> Brief
In the data below, find every line with the string "this" and pull it out.

··· Supplied records ···

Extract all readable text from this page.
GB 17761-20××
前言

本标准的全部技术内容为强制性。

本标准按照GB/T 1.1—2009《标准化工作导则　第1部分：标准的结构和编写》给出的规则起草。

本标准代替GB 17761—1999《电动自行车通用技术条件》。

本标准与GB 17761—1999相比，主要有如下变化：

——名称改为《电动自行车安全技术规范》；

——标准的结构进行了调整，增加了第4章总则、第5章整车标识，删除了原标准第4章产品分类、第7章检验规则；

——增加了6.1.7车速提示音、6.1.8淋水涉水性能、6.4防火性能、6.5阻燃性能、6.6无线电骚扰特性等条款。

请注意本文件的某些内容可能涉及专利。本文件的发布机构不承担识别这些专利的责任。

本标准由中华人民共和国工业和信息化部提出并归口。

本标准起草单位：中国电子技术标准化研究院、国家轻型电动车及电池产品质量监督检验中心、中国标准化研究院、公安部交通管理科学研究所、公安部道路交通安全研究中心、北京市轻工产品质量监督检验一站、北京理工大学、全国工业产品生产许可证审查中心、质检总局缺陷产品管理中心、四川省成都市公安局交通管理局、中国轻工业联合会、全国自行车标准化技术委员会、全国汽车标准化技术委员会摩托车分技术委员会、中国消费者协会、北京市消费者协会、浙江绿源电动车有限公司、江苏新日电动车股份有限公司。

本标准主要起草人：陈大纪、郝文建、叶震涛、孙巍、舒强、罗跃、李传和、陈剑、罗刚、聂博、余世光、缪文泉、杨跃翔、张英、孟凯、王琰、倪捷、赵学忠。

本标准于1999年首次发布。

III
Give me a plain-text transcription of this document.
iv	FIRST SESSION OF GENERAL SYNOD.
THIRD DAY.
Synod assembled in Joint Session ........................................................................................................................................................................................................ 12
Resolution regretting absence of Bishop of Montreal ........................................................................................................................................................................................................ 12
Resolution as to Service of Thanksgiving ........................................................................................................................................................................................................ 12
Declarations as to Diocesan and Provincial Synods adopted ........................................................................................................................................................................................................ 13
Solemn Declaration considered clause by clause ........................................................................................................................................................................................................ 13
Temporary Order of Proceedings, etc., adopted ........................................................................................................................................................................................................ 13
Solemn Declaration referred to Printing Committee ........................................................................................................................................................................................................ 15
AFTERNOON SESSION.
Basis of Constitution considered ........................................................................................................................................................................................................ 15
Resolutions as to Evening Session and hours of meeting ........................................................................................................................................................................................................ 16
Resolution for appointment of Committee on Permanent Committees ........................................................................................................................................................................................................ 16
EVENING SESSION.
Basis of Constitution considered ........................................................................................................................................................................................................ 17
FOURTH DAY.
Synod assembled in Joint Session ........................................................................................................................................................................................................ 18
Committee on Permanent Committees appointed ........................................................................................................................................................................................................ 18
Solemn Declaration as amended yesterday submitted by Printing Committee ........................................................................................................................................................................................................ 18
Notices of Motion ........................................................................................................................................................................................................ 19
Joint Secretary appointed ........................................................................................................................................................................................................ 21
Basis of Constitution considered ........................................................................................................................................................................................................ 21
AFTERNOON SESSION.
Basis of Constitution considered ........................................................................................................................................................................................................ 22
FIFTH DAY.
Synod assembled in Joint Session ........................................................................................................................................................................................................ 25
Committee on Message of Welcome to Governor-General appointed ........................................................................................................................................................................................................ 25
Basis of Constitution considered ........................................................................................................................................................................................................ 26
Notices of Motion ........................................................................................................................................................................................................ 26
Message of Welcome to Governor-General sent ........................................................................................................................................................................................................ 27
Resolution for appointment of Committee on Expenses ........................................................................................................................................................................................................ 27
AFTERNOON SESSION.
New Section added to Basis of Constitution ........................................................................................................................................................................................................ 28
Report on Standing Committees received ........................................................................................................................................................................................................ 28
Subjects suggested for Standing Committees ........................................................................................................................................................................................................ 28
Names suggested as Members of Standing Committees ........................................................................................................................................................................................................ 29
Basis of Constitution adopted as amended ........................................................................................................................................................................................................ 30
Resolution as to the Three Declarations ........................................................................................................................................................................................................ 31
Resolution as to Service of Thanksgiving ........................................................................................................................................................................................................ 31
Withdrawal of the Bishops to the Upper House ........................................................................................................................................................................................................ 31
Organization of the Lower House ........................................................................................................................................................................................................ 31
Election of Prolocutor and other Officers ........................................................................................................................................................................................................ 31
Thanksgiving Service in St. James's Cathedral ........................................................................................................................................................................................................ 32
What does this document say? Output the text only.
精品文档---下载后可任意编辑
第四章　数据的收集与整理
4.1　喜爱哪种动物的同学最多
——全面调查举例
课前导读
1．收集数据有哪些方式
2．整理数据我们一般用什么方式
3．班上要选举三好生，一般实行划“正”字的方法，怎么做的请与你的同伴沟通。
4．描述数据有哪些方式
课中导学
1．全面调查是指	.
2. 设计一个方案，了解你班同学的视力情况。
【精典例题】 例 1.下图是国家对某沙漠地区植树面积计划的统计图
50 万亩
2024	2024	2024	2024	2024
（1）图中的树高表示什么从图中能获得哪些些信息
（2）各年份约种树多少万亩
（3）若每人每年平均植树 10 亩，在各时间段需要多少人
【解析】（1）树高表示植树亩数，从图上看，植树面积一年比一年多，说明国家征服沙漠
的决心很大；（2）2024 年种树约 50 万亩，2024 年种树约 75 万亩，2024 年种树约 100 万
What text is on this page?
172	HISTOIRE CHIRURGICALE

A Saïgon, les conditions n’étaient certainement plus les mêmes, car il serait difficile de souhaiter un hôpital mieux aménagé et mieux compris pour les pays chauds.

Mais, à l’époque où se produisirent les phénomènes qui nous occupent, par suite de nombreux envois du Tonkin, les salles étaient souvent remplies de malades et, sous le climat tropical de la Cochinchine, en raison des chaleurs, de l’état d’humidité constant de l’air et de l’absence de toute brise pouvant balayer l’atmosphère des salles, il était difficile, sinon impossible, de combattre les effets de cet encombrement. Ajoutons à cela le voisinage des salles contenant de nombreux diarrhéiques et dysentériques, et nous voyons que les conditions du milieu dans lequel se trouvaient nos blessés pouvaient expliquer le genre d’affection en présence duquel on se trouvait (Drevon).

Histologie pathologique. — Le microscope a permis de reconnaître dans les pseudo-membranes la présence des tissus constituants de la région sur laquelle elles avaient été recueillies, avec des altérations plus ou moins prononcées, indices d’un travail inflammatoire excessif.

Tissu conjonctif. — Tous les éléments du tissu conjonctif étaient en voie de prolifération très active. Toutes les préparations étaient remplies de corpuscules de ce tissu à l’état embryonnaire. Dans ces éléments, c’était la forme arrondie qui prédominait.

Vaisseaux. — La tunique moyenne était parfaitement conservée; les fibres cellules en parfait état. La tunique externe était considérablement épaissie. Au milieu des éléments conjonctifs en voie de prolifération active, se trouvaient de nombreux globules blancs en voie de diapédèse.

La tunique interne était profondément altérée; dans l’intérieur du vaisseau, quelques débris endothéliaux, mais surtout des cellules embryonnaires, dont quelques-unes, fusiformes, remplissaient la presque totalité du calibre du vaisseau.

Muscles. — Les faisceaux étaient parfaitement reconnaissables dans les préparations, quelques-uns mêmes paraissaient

···

> Exercise result
Extract all readable text from this page.
Give me a plain-text transcription of this document.
What does this document say? Output the text only.
What text is on this page?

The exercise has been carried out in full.